* Goal of the exercise:
Copy out all lines carrying the word "parties".

* Exercise inputs:
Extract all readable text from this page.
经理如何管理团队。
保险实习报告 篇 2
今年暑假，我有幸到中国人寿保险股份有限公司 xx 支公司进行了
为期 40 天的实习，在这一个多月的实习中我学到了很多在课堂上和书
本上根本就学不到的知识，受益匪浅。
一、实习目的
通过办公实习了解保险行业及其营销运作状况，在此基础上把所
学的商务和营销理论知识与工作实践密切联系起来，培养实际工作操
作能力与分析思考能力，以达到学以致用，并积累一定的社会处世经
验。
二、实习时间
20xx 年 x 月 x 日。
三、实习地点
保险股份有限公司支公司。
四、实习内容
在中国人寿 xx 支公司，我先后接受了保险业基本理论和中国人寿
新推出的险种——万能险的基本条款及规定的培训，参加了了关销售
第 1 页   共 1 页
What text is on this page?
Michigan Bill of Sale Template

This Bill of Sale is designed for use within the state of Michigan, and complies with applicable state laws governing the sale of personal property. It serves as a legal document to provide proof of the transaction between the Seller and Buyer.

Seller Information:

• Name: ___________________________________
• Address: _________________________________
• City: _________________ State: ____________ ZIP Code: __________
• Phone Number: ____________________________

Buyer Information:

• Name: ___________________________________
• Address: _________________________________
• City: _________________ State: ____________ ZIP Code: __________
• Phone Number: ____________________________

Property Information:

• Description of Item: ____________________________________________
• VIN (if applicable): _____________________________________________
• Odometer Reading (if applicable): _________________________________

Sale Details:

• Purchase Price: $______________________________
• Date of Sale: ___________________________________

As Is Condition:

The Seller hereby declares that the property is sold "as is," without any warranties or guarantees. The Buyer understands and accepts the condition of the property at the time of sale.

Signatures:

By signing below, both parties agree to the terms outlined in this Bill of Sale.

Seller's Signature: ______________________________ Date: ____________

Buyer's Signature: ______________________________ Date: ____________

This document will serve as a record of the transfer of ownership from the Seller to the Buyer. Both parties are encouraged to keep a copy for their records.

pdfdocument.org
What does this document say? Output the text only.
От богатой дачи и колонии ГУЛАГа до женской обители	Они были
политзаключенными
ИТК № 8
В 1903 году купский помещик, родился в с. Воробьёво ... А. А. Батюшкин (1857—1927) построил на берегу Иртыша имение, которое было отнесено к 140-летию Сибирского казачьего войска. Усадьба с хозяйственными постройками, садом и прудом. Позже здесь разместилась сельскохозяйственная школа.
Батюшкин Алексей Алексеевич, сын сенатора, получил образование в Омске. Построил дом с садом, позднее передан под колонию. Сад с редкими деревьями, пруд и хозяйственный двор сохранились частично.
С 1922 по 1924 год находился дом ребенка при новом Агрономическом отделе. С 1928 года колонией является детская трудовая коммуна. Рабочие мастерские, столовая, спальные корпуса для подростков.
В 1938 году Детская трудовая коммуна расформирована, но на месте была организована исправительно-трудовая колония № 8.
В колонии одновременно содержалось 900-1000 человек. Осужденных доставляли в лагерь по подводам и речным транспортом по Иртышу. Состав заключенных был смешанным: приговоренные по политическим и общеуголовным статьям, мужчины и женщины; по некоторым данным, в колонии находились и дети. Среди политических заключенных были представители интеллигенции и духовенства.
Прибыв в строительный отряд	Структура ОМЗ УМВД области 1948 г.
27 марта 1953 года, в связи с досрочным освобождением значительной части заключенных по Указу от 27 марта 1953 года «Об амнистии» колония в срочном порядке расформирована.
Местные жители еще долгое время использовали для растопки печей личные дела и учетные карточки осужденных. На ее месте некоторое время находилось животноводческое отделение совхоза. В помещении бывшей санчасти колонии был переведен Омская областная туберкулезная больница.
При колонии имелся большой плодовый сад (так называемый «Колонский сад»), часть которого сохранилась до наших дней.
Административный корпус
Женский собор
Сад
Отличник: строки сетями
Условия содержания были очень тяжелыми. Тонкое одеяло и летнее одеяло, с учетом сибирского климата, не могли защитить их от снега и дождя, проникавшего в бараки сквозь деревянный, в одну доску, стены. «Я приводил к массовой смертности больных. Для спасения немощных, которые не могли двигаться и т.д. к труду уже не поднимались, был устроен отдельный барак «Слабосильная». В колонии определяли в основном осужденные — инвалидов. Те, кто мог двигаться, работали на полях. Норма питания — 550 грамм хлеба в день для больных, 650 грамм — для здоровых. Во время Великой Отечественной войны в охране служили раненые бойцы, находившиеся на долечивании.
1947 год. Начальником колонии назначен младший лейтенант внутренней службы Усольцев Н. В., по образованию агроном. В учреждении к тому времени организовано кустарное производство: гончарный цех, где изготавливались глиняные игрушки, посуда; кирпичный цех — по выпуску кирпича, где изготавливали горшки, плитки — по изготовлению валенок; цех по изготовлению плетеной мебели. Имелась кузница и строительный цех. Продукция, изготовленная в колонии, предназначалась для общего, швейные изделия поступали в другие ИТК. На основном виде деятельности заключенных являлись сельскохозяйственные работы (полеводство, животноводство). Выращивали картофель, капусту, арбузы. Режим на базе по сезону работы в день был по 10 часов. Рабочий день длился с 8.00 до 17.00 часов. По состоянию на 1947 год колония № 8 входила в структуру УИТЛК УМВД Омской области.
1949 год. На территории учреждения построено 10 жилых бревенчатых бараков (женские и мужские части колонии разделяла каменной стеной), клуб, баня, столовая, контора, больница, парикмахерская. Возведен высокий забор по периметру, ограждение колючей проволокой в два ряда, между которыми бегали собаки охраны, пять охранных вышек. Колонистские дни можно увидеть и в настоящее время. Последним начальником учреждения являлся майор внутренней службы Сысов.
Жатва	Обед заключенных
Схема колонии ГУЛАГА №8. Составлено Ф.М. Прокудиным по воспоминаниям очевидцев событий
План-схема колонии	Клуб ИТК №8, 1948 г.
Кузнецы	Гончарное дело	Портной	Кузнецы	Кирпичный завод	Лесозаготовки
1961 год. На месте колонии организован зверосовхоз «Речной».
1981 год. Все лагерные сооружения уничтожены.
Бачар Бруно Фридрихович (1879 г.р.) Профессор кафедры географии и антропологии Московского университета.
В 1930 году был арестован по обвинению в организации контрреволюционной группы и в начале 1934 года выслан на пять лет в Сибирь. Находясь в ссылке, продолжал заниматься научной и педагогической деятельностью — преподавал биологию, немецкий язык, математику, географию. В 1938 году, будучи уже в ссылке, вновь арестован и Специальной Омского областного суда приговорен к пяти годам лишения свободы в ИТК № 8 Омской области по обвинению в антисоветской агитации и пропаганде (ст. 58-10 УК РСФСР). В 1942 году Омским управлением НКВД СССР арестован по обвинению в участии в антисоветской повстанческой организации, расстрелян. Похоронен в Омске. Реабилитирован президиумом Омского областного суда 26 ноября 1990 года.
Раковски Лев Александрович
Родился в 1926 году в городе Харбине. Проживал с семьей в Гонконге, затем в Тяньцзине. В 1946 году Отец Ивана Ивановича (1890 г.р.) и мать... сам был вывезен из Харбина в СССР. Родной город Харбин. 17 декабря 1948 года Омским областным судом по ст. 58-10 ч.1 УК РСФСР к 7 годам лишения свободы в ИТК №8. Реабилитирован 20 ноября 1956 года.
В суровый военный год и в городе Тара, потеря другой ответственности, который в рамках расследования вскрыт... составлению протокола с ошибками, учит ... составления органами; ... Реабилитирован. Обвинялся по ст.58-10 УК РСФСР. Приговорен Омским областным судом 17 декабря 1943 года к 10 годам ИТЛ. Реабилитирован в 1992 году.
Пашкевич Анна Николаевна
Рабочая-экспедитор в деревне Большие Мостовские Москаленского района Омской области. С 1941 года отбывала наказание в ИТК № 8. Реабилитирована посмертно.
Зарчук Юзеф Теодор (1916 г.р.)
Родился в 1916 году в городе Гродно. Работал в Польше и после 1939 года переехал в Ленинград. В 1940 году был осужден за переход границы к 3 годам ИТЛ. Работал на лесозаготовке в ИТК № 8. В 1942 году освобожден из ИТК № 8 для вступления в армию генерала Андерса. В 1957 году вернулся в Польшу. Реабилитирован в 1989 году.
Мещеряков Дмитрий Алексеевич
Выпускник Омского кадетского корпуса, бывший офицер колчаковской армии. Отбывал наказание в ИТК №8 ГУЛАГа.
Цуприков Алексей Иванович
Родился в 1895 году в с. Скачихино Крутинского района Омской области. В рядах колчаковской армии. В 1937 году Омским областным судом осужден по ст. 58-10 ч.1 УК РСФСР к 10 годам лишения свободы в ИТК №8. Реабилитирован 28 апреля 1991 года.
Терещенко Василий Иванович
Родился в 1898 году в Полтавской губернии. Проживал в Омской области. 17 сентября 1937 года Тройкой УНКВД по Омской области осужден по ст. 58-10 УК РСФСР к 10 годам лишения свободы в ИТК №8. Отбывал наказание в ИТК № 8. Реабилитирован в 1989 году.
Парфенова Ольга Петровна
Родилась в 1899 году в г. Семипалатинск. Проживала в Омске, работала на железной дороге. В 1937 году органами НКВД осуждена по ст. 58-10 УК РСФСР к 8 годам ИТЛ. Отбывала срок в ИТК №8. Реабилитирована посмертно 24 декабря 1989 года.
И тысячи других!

* Task answer:
By signing below, both parties agree to the terms outlined in this Bill of Sale.
This document will serve as a record of the transfer of ownership from the Seller to the Buyer. Both parties are encouraged to keep a copy for their records.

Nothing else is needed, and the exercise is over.